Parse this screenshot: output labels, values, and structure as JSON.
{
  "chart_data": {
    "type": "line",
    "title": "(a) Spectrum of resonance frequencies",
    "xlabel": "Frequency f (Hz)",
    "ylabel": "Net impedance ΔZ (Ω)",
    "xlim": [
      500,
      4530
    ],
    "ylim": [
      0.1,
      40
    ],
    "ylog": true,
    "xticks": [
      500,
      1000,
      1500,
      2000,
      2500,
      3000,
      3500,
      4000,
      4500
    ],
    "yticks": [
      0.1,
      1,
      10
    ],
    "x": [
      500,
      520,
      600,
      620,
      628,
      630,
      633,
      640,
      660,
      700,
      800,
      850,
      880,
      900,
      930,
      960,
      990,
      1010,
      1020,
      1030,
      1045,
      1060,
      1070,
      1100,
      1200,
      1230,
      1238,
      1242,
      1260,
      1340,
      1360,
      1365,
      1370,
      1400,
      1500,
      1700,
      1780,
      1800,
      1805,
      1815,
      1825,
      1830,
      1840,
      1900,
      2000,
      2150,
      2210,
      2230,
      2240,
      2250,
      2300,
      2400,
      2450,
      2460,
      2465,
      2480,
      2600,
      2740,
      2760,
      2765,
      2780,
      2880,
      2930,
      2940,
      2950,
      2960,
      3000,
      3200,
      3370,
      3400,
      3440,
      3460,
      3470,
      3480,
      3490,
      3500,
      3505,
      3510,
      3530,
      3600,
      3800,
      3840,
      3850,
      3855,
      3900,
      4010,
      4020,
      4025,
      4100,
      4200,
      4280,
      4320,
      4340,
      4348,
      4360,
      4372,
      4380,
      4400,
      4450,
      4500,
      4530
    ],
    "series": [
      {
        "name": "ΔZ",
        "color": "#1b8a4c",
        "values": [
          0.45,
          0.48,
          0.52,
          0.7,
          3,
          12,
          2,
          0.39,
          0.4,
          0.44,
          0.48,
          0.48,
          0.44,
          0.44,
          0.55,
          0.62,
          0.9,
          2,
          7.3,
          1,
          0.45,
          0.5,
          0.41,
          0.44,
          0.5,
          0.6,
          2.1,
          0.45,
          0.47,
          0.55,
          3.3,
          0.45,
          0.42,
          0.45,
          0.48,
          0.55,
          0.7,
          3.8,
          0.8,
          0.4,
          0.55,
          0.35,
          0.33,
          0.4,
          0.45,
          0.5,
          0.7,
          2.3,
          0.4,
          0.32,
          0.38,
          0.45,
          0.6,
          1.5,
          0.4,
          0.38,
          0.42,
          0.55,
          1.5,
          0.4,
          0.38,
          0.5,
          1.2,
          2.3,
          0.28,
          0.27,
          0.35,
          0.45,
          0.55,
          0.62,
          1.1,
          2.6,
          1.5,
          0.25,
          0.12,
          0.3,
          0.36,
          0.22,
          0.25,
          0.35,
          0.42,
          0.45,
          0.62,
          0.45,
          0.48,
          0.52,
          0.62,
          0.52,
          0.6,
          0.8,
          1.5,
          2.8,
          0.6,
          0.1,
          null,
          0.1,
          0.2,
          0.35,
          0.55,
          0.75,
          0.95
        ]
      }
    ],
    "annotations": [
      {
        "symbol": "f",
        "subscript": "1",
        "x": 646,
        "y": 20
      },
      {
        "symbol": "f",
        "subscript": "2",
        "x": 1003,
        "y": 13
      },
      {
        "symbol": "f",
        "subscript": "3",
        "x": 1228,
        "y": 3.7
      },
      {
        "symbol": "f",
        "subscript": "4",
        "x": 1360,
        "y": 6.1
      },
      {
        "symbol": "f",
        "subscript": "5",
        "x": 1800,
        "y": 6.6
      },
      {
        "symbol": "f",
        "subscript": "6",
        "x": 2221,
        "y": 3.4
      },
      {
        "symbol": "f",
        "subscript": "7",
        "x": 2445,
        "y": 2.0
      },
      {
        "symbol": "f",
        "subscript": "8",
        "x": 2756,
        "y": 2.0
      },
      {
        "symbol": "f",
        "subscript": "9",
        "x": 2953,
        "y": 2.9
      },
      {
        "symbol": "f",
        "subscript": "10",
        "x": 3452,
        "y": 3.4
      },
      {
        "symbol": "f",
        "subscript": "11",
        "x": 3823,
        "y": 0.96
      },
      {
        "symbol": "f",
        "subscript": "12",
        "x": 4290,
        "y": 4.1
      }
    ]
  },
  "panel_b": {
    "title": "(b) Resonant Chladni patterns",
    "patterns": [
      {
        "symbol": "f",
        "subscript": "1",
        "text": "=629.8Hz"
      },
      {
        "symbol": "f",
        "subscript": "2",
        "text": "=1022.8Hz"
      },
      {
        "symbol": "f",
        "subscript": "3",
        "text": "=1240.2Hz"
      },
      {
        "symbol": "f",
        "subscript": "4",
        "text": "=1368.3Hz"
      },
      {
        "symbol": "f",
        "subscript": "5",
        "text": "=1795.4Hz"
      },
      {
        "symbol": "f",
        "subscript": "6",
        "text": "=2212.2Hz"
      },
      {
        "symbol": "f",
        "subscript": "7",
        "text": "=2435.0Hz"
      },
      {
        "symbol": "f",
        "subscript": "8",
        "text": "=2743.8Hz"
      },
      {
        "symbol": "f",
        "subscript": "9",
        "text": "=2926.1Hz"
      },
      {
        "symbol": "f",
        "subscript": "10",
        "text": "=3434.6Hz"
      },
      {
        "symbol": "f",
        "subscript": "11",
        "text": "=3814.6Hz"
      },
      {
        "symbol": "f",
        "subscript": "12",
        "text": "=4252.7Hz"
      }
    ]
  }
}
= = = = = = =
**WHAT THIS TASK INVOLVES:**
For each line in the data above that contains the string "values", extract the line.

**FINISHED TASK:**
Parse this screenshot: output labels, values, and structure as JSON.
        "values": [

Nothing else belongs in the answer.